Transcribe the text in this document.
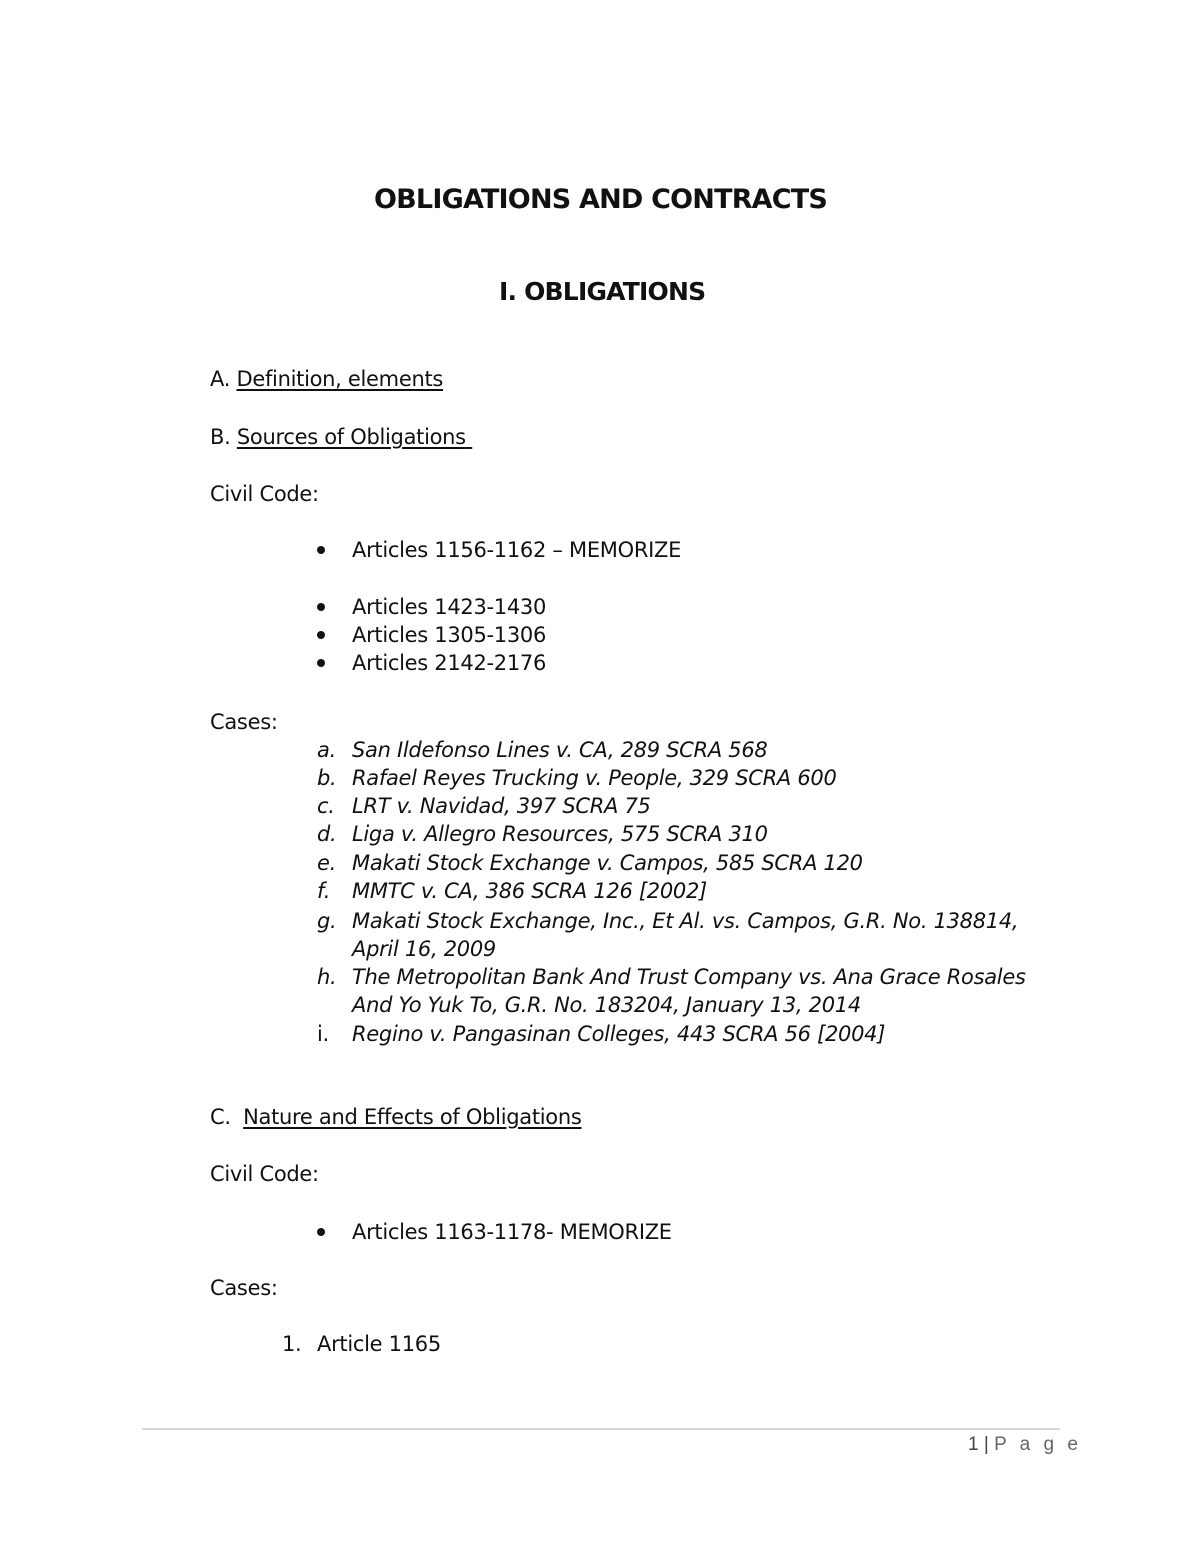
OBLIGATIONS AND CONTRACTS
I. OBLIGATIONS
A. Definition, elements
B. Sources of Obligations
Civil Code:
Articles 1156-1162 – MEMORIZE
Articles 1423-1430
Articles 1305-1306
Articles 2142-2176
Cases:
a. San Ildefonso Lines v. CA, 289 SCRA 568
b. Rafael Reyes Trucking v. People, 329 SCRA 600
c. LRT v. Navidad, 397 SCRA 75
d. Liga v. Allegro Resources, 575 SCRA 310
e. Makati Stock Exchange v. Campos, 585 SCRA 120
f. MMTC v. CA, 386 SCRA 126 [2002]
g. Makati Stock Exchange, Inc., Et Al. vs. Campos, G.R. No. 138814,
April 16, 2009
h. The Metropolitan Bank And Trust Company vs. Ana Grace Rosales
And Yo Yuk To, G.R. No. 183204, January 13, 2014
i. Regino v. Pangasinan Colleges, 443 SCRA 56 [2004]
C. Nature and Effects of Obligations
Civil Code:
Articles 1163-1178- MEMORIZE
Cases:
1. Article 1165
1 | P a g e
○ ○ ○ ○ ○
EXERCISE DETAILS – Filter the listing for the word "Campos" and copy every line that holds it.

FINISHED EXERCISE –
e. Makati Stock Exchange v. Campos, 585 SCRA 120
g. Makati Stock Exchange, Inc., Et Al. vs. Campos, G.R. No. 138814,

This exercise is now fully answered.